--- BEGIN Input data ---

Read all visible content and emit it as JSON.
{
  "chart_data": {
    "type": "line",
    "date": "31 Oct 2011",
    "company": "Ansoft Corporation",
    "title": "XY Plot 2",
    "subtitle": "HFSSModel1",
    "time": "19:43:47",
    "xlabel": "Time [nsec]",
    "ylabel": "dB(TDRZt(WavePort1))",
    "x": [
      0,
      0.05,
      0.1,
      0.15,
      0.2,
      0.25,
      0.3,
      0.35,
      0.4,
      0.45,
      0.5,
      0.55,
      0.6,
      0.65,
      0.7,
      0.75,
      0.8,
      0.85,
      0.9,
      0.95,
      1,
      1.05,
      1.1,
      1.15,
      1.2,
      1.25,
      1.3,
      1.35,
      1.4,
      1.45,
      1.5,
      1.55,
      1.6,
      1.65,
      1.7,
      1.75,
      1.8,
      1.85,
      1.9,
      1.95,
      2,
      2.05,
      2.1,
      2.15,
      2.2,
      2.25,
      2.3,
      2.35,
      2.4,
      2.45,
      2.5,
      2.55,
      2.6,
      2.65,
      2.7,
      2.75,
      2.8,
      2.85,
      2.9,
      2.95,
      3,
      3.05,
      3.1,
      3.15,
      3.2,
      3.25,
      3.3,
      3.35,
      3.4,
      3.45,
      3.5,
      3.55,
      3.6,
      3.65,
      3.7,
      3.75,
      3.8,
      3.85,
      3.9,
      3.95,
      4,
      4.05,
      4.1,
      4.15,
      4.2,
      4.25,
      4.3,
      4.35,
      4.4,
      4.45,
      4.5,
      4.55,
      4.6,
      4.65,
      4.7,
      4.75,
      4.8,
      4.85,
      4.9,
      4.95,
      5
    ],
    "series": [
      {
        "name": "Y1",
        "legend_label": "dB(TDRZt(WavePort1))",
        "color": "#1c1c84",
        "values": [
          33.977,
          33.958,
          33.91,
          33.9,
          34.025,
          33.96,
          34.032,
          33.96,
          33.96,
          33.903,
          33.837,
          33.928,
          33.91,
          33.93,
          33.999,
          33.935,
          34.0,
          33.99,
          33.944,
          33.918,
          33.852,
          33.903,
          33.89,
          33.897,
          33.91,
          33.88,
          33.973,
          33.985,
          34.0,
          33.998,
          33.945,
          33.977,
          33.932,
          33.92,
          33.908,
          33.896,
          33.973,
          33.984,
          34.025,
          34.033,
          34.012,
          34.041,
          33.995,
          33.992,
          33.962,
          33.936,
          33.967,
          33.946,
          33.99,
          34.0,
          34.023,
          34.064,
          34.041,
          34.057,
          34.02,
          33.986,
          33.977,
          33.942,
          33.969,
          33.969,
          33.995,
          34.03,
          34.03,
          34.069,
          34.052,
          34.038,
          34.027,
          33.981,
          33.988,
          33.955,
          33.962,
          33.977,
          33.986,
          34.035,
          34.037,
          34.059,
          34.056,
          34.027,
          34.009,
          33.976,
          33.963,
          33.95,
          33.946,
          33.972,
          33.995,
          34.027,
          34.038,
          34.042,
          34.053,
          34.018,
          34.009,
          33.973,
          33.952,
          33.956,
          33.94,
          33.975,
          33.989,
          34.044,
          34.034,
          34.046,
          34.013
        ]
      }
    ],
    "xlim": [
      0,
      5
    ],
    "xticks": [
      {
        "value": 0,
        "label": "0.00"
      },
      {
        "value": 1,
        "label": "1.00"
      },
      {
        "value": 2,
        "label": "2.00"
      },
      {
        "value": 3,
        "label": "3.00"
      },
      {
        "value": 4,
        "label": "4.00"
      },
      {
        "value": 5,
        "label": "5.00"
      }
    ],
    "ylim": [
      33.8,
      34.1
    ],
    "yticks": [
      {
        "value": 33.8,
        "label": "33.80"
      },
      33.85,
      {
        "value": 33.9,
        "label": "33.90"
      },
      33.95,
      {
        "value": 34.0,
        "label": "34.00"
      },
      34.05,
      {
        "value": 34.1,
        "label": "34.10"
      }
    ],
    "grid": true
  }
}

--- END Input data ---

The problem:
Return each line among the entries that holds the word "TDRZt".

Answer in full:
    "ylabel": "dB(TDRZt(WavePort1))",
        "legend_label": "dB(TDRZt(WavePort1))",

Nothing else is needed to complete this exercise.